Exercise brief -
How many lines of the entries below contain the string "axis"? Case counts; reply with the number alone.

★ ★ ★ ★

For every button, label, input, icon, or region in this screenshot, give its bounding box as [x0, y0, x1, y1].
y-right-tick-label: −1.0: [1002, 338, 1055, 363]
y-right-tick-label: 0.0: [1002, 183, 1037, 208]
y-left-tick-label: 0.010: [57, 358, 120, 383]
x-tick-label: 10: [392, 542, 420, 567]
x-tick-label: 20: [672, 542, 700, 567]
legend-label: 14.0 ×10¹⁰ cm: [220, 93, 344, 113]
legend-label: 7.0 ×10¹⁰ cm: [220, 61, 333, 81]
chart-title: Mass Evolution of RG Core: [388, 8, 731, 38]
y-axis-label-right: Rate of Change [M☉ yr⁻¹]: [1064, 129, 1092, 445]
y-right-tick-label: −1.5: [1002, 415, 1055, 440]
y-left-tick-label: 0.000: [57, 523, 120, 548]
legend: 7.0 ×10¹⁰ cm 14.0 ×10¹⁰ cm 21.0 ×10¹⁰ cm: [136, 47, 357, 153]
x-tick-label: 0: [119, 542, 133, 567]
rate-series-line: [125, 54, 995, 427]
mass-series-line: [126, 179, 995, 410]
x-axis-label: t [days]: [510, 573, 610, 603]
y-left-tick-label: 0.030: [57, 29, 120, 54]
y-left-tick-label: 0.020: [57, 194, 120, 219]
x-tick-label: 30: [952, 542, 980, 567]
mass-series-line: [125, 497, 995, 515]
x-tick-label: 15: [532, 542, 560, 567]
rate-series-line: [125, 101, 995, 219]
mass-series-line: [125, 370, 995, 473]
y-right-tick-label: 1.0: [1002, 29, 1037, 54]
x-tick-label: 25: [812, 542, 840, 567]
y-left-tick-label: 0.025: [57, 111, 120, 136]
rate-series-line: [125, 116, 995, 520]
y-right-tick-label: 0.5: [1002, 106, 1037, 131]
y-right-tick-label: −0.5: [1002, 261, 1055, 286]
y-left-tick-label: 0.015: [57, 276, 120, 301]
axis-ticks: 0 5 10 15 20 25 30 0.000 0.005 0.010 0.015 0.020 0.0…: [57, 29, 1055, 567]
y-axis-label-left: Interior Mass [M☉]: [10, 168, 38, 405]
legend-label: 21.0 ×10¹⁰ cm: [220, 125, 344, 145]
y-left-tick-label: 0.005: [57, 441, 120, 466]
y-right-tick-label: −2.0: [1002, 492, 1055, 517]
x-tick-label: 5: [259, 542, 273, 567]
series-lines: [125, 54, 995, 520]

★ ★ ★ ★

Exercise result -
4